● **EXCERPT TO READ**
CRAFTING CHARACTERS THROUGH SETTING DETAILS

Looking for Clues

Writers are natural snoops, observers on the lookout for clues, closely examining the world around them to figure out how people work and uncovering their secrets. We can’t count on people to tell the truth about themselves, but we can discover what they’re leaving out by closely observing their surroundings.

The same goes for our characters. 

We can get our characters talking in dialogue, but they won’t give much away. What others say about them can give us more clues – so many different opinions. But really, all people, and characters, reveal their true selves by what they DO. That’s why charACTers must ACT! They can say one thing and do another, what they do is the truth.

But first, let’s find out as much as we can about our story people by examining their surroundings and possessions.

Specific Telling Details

When visiting someone’s home for the first time, or the thirtieth, we writerly types aren’t just settling into the couch but searching the room for telling details that give us insight into who our friend really is. 

Pictures of family stuck to the fridge? Faded pixie photos of children in school uniforms with outdated hairstyles? Wall calendars stacked on top of each other hanging from the nail on the wall. Fresh flowers from the garden, or dusty plastic bouquets forgotten on top of cabinets. Carpet or polished floors? Kitchen benches scattered with leftovers from preparing the last meal, butter melting in its container; or pristine benches smelling of bleach?

Every clue gives us vital information about our new friend, or how our old friend is coping. Those photos on the fridge are from a decade earlier, the first calendar on that piled upon hook date from the year their marriage fell apart. As you can see, details of a person’s living space provide us with lots of information. Don’t neglect these details in your writing.

Uncover Secrets

What’s your character’s lounge room like? What about the kitchen? Their bedroom?

● **WHAT YOU ARE ASKED TO DO**
Copy the piece on crafting characters through setting details above in full, word for word.

● **DATA LINES**

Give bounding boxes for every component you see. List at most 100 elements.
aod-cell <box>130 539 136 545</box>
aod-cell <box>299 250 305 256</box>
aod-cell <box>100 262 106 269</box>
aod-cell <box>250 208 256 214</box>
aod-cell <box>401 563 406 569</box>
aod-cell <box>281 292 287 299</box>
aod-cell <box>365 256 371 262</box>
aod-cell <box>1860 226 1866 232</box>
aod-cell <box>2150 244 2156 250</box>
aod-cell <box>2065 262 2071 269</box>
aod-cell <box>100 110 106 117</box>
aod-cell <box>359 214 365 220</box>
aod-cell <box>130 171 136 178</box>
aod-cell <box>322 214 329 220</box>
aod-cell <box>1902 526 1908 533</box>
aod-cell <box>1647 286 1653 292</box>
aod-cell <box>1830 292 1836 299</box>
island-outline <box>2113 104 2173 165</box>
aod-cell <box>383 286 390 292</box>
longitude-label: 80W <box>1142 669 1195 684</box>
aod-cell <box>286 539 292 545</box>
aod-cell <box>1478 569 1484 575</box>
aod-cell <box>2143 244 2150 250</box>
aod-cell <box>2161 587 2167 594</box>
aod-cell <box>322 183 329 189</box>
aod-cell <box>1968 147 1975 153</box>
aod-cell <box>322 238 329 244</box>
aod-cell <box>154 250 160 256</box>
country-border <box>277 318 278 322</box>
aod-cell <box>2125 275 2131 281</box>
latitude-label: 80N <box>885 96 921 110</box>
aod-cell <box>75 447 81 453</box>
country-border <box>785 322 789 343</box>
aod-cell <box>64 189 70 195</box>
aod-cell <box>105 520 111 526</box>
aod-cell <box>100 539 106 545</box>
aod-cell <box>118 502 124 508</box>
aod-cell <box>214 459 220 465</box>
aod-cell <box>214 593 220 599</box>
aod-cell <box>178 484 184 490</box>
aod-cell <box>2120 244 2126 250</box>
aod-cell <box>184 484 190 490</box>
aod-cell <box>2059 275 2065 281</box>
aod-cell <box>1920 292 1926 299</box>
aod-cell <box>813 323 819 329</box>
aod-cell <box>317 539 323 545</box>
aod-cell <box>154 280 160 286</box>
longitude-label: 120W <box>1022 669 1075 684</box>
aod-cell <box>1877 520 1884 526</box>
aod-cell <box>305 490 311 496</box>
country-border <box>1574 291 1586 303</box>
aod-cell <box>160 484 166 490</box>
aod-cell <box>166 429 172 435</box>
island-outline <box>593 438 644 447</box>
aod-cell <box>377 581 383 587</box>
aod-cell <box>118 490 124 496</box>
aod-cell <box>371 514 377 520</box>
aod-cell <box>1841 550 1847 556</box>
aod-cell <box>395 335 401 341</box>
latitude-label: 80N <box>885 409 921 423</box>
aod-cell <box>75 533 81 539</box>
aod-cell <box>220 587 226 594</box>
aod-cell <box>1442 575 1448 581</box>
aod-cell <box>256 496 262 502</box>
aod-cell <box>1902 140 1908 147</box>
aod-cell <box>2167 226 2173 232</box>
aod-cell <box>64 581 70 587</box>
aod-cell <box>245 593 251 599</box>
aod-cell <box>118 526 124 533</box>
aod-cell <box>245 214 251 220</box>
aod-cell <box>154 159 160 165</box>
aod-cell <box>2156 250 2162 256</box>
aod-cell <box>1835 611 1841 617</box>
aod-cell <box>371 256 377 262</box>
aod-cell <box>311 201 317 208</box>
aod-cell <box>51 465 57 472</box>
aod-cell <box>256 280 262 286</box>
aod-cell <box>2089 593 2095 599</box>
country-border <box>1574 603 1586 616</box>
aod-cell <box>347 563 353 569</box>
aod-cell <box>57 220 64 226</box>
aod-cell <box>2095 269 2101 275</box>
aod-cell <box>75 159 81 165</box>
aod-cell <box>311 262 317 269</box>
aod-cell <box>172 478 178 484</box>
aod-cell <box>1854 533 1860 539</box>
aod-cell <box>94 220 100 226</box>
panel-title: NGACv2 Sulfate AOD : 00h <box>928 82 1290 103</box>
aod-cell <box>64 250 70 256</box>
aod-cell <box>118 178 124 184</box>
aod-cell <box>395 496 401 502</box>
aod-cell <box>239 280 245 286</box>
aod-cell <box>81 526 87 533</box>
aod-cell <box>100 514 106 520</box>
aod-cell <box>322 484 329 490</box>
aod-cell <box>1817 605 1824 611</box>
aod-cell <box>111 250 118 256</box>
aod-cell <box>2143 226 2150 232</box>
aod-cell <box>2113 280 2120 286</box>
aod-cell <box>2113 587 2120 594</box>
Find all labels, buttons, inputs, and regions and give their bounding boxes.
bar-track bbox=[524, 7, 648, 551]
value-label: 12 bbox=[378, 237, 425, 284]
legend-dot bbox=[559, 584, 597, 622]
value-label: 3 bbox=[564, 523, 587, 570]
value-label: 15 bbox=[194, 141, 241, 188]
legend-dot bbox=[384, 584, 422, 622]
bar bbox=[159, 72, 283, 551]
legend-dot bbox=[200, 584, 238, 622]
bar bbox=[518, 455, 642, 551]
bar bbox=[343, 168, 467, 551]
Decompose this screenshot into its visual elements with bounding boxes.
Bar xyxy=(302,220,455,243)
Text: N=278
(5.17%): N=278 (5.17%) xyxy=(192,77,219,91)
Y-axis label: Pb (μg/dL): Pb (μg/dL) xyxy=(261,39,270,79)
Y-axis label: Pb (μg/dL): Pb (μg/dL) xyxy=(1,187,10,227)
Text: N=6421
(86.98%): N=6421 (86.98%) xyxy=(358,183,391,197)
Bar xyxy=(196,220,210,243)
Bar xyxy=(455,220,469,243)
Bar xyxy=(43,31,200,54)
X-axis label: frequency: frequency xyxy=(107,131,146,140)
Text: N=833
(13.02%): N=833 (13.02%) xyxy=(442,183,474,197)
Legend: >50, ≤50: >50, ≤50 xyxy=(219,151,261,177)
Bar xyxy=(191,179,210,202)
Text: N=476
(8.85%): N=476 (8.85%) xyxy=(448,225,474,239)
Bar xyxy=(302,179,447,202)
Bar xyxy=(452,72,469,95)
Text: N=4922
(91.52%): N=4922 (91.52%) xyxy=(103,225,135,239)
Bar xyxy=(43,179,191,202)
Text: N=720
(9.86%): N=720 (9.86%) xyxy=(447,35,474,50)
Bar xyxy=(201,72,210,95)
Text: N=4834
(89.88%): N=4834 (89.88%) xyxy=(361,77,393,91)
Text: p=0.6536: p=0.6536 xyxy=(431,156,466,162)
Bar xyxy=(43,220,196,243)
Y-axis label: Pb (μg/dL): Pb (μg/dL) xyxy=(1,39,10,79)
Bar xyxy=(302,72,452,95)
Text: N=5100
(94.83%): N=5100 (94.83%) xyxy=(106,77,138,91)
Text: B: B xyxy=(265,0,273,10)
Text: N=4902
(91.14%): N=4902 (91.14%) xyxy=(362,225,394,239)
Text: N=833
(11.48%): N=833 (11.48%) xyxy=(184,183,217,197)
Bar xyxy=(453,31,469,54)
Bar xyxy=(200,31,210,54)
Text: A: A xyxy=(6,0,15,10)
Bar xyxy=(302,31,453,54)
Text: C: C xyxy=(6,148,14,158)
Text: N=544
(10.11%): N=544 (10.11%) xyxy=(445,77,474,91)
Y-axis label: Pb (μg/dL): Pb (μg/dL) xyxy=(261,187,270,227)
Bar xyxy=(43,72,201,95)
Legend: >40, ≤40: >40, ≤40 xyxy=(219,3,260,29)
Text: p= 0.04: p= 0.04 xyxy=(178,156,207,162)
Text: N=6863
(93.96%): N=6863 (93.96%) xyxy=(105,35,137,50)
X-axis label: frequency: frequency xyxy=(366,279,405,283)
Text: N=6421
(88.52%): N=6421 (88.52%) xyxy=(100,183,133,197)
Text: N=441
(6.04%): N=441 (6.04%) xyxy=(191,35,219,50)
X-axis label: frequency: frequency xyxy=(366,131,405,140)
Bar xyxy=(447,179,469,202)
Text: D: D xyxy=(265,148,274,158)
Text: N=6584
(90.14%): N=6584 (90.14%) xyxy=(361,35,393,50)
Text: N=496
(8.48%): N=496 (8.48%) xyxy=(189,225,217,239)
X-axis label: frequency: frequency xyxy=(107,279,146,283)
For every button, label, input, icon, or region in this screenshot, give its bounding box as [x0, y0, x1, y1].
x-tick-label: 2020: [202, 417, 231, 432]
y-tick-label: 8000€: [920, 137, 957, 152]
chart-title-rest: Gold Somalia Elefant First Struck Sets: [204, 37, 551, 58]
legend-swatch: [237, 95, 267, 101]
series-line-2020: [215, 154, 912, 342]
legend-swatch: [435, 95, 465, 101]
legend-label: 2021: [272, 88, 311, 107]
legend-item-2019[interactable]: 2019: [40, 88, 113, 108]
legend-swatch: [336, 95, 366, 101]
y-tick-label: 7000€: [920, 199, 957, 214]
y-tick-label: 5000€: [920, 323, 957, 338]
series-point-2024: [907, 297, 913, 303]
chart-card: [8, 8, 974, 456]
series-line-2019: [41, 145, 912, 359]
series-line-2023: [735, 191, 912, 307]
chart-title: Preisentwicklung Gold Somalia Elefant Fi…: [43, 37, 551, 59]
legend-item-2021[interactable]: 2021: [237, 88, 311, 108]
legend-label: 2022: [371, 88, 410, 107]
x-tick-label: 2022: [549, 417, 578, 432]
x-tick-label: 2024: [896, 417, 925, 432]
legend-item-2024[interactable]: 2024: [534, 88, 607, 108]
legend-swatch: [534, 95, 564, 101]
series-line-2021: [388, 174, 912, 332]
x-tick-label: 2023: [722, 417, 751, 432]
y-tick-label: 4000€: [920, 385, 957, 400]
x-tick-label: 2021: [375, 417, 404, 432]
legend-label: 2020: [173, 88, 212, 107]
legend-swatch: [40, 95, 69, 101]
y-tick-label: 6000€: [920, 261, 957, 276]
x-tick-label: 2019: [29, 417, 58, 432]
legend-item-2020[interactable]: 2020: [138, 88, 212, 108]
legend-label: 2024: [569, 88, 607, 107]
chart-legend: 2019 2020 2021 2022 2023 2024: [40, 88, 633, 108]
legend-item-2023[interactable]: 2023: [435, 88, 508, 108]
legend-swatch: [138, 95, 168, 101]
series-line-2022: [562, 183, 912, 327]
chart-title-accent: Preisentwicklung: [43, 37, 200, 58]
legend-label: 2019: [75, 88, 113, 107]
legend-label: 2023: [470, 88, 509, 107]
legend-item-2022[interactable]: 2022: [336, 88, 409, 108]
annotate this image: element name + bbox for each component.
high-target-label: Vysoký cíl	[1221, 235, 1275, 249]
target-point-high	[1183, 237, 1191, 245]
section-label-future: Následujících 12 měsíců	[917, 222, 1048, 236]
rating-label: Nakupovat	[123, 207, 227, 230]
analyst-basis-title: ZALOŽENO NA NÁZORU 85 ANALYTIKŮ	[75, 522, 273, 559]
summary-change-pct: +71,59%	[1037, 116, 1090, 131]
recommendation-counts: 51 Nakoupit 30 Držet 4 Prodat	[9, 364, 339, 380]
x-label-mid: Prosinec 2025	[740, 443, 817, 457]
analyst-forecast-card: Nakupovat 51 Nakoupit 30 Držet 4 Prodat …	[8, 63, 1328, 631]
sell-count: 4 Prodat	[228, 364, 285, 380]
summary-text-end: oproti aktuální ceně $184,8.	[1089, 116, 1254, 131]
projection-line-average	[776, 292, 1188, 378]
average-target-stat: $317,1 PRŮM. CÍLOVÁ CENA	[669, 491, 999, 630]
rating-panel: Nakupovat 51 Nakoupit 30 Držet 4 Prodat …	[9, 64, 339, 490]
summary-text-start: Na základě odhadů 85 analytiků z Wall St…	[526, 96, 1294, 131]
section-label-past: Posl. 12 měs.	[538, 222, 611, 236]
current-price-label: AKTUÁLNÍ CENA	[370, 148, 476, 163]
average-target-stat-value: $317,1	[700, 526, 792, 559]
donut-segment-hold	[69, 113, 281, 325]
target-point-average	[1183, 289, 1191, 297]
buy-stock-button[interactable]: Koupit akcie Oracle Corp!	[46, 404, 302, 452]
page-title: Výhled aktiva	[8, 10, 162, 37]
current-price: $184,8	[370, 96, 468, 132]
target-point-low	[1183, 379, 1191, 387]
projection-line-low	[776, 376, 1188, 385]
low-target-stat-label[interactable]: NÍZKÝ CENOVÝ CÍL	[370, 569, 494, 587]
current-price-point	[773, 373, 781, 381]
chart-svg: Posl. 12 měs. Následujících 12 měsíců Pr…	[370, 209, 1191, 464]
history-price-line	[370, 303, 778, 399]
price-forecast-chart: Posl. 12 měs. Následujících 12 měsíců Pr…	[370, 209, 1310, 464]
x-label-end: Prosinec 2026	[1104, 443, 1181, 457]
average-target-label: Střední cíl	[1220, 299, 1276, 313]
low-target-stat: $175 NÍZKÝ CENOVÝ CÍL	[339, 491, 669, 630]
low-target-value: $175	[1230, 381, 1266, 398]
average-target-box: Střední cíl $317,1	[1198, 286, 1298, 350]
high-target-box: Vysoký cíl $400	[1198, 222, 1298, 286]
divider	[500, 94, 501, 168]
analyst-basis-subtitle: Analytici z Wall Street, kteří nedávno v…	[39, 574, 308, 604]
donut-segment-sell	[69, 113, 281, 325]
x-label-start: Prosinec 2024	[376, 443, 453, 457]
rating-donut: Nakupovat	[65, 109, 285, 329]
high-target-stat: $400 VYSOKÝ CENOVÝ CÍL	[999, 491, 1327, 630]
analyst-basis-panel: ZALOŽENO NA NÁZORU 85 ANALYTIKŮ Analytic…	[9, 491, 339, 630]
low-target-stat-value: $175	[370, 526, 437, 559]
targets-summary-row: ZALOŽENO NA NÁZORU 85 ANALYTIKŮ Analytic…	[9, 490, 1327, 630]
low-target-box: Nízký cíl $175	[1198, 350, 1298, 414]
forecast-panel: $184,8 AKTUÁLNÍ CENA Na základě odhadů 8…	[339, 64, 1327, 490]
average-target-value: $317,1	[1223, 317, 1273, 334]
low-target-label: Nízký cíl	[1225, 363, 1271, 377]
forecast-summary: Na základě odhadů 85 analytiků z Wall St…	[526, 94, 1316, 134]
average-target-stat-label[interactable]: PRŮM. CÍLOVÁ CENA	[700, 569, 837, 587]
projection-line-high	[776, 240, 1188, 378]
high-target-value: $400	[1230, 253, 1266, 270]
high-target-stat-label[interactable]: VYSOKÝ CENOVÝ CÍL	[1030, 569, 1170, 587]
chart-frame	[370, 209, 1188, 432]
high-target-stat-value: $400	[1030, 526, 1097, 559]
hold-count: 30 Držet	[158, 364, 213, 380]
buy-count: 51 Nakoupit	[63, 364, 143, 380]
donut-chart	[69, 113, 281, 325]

● **SOLUTION TO THIS EXERCISE**
CRAFTING CHARACTERS THROUGH SETTING DETAILS

Looking for Clues

Writers are natural snoops, observers on the lookout for clues, closely examining the world around them to figure out how people work and uncovering their secrets. We can’t count on people to tell the truth about themselves, but we can discover what they’re leaving out by closely observing their surroundings.

The same goes for our characters. 

We can get our characters talking in dialogue, but they won’t give much away. What others say about them can give us more clues – so many different opinions. But really, all people, and characters, reveal their true selves by what they DO. That’s why charACTers must ACT! They can say one thing and do another, what they do is the truth.

But first, let’s find out as much as we can about our story people by examining their surroundings and possessions.

Specific Telling Details

When visiting someone’s home for the first time, or the thirtieth, we writerly types aren’t just settling into the couch but searching the room for telling details that give us insight into who our friend really is. 

Pictures of family stuck to the fridge? Faded pixie photos of children in school uniforms with outdated hairstyles? Wall calendars stacked on top of each other hanging from the nail on the wall. Fresh flowers from the garden, or dusty plastic bouquets forgotten on top of cabinets. Carpet or polished floors? Kitchen benches scattered with leftovers from preparing the last meal, butter melting in its container; or pristine benches smelling of bleach?

Every clue gives us vital information about our new friend, or how our old friend is coping. Those photos on the fridge are from a decade earlier, the first calendar on that piled upon hook date from the year their marriage fell apart. As you can see, details of a person’s living space provide us with lots of information. Don’t neglect these details in your writing.

Uncover Secrets

What’s your character’s lounge room like? What about the kitchen? Their bedroom?